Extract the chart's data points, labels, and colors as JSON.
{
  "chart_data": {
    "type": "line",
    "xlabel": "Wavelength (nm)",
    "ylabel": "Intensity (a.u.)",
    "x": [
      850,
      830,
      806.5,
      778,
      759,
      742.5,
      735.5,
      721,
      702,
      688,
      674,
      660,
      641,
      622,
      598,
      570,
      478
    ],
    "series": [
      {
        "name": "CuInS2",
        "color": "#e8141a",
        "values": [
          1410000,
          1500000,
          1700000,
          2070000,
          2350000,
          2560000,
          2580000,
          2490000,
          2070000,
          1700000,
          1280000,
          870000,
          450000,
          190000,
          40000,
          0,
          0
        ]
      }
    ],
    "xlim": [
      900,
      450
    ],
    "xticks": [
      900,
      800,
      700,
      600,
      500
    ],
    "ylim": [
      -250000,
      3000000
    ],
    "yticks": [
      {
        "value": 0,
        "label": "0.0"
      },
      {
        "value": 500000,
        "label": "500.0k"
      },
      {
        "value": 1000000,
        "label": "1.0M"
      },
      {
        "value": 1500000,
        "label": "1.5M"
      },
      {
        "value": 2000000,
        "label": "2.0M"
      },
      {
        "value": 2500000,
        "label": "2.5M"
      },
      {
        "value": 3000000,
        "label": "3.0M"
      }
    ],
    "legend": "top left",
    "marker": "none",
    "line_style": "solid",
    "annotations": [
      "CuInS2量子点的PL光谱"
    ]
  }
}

* * * *

» Requirement:
Set down all of the entries exactly, please.

» Exercise solution:
Extract the chart's data points, labels, and colors as JSON.
{
  "chart_data": {
    "type": "line",
    "xlabel": "Wavelength (nm)",
    "ylabel": "Intensity (a.u.)",
    "x": [
      850,
      830,
      806.5,
      778,
      759,
      742.5,
      735.5,
      721,
      702,
      688,
      674,
      660,
      641,
      622,
      598,
      570,
      478
    ],
    "series": [
      {
        "name": "CuInS2",
        "color": "#e8141a",
        "values": [
          1410000,
          1500000,
          1700000,
          2070000,
          2350000,
          2560000,
          2580000,
          2490000,
          2070000,
          1700000,
          1280000,
          870000,
          450000,
          190000,
          40000,
          0,
          0
        ]
      }
    ],
    "xlim": [
      900,
      450
    ],
    "xticks": [
      900,
      800,
      700,
      600,
      500
    ],
    "ylim": [
      -250000,
      3000000
    ],
    "yticks": [
      {
        "value": 0,
        "label": "0.0"
      },
      {
        "value": 500000,
        "label": "500.0k"
      },
      {
        "value": 1000000,
        "label": "1.0M"
      },
      {
        "value": 1500000,
        "label": "1.5M"
      },
      {
        "value": 2000000,
        "label": "2.0M"
      },
      {
        "value": 2500000,
        "label": "2.5M"
      },
      {
        "value": 3000000,
        "label": "3.0M"
      }
    ],
    "legend": "top left",
    "marker": "none",
    "line_style": "solid",
    "annotations": [
      "CuInS2量子点的PL光谱"
    ]
  }
}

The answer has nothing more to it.